*What the task asks*:
Leave out the images; return the rest of the data exactly.

*Provided records*:
════════════════

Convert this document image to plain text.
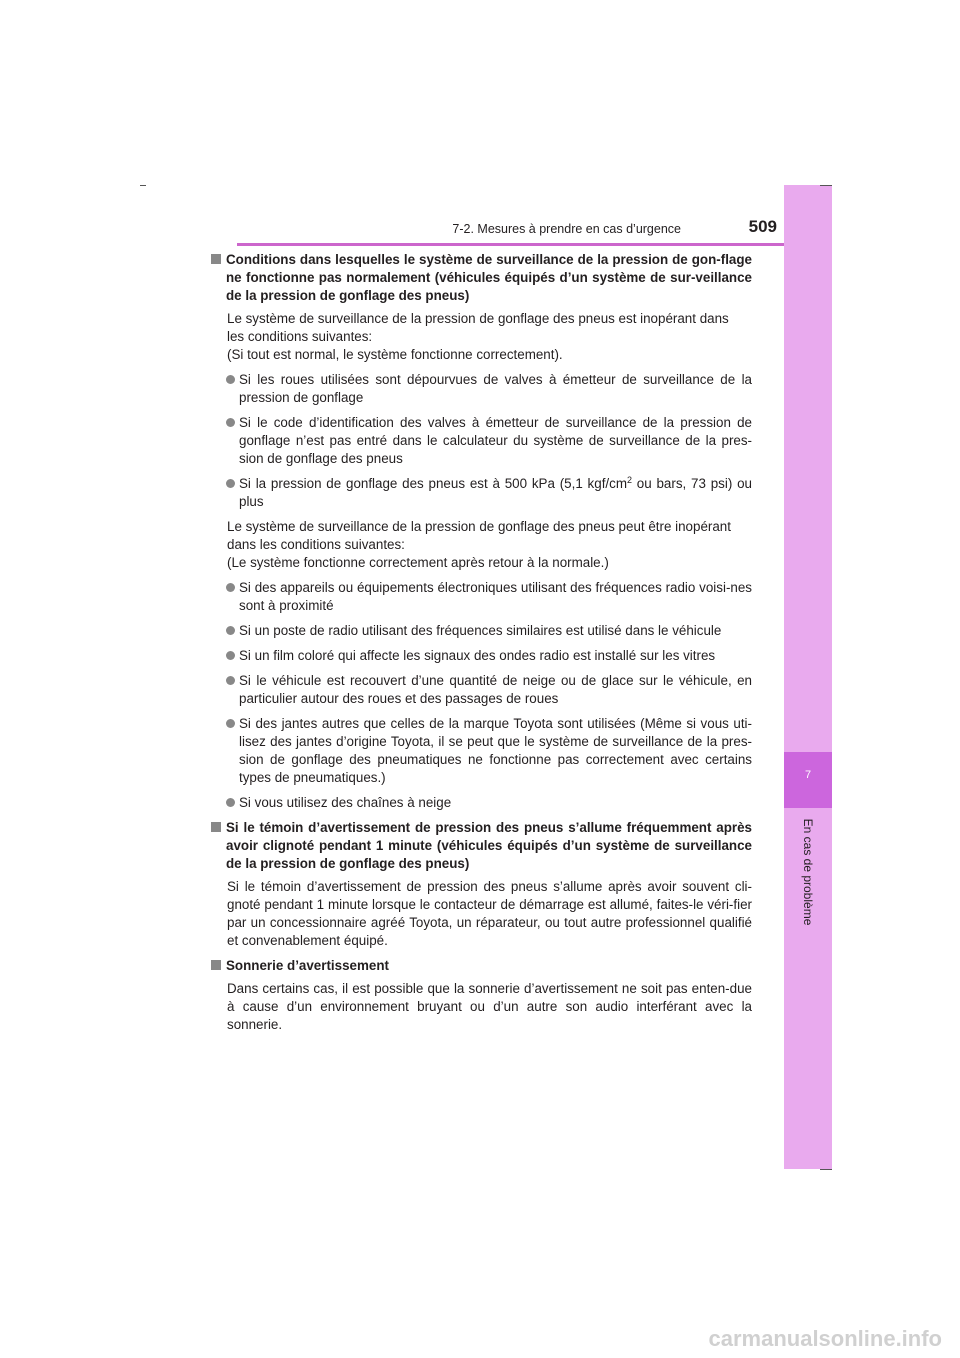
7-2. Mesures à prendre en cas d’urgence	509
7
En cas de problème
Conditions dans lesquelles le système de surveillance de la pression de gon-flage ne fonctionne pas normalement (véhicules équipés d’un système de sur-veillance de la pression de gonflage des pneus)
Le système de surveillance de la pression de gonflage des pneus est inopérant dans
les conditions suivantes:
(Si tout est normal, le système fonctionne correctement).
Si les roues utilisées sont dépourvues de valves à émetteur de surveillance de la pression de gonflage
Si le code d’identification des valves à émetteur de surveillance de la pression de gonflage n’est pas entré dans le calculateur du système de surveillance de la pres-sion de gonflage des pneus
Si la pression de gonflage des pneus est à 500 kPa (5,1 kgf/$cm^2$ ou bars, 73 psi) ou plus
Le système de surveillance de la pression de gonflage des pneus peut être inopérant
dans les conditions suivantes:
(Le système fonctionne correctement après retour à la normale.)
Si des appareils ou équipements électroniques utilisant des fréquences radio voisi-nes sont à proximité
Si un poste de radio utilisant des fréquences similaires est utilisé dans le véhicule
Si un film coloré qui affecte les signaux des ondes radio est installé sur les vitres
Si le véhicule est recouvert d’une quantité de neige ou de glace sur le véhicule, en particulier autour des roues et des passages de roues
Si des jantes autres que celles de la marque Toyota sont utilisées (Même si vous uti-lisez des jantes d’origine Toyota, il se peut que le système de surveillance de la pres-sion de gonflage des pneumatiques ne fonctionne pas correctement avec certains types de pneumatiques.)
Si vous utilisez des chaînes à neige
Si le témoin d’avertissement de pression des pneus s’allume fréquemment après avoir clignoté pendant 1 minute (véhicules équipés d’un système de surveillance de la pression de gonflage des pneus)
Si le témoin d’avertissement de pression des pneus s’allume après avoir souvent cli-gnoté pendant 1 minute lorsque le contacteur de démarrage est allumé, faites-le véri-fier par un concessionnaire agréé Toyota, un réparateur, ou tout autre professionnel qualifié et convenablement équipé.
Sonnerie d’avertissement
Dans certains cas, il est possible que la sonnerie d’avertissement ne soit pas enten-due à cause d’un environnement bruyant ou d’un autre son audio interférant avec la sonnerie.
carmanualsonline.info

════════════════

*Answer for this exercise*:
Convert this document image to plain text.
7-2. Mesures à prendre en cas d’urgence	509
7
En cas de problème
Conditions dans lesquelles le système de surveillance de la pression de gon-flage ne fonctionne pas normalement (véhicules équipés d’un système de sur-veillance de la pression de gonflage des pneus)
Le système de surveillance de la pression de gonflage des pneus est inopérant dans
les conditions suivantes:
(Si tout est normal, le système fonctionne correctement).
Si les roues utilisées sont dépourvues de valves à émetteur de surveillance de la pression de gonflage
Si le code d’identification des valves à émetteur de surveillance de la pression de gonflage n’est pas entré dans le calculateur du système de surveillance de la pres-sion de gonflage des pneus
Si la pression de gonflage des pneus est à 500 kPa (5,1 kgf/$cm^2$ ou bars, 73 psi) ou plus
Le système de surveillance de la pression de gonflage des pneus peut être inopérant
dans les conditions suivantes:
(Le système fonctionne correctement après retour à la normale.)
Si des appareils ou équipements électroniques utilisant des fréquences radio voisi-nes sont à proximité
Si un poste de radio utilisant des fréquences similaires est utilisé dans le véhicule
Si un film coloré qui affecte les signaux des ondes radio est installé sur les vitres
Si le véhicule est recouvert d’une quantité de neige ou de glace sur le véhicule, en particulier autour des roues et des passages de roues
Si des jantes autres que celles de la marque Toyota sont utilisées (Même si vous uti-lisez des jantes d’origine Toyota, il se peut que le système de surveillance de la pres-sion de gonflage des pneumatiques ne fonctionne pas correctement avec certains types de pneumatiques.)
Si vous utilisez des chaînes à neige
Si le témoin d’avertissement de pression des pneus s’allume fréquemment après avoir clignoté pendant 1 minute (véhicules équipés d’un système de surveillance de la pression de gonflage des pneus)
Si le témoin d’avertissement de pression des pneus s’allume après avoir souvent cli-gnoté pendant 1 minute lorsque le contacteur de démarrage est allumé, faites-le véri-fier par un concessionnaire agréé Toyota, un réparateur, ou tout autre professionnel qualifié et convenablement équipé.
Sonnerie d’avertissement
Dans certains cas, il est possible que la sonnerie d’avertissement ne soit pas enten-due à cause d’un environnement bruyant ou d’un autre son audio interférant avec la sonnerie.
carmanualsonline.info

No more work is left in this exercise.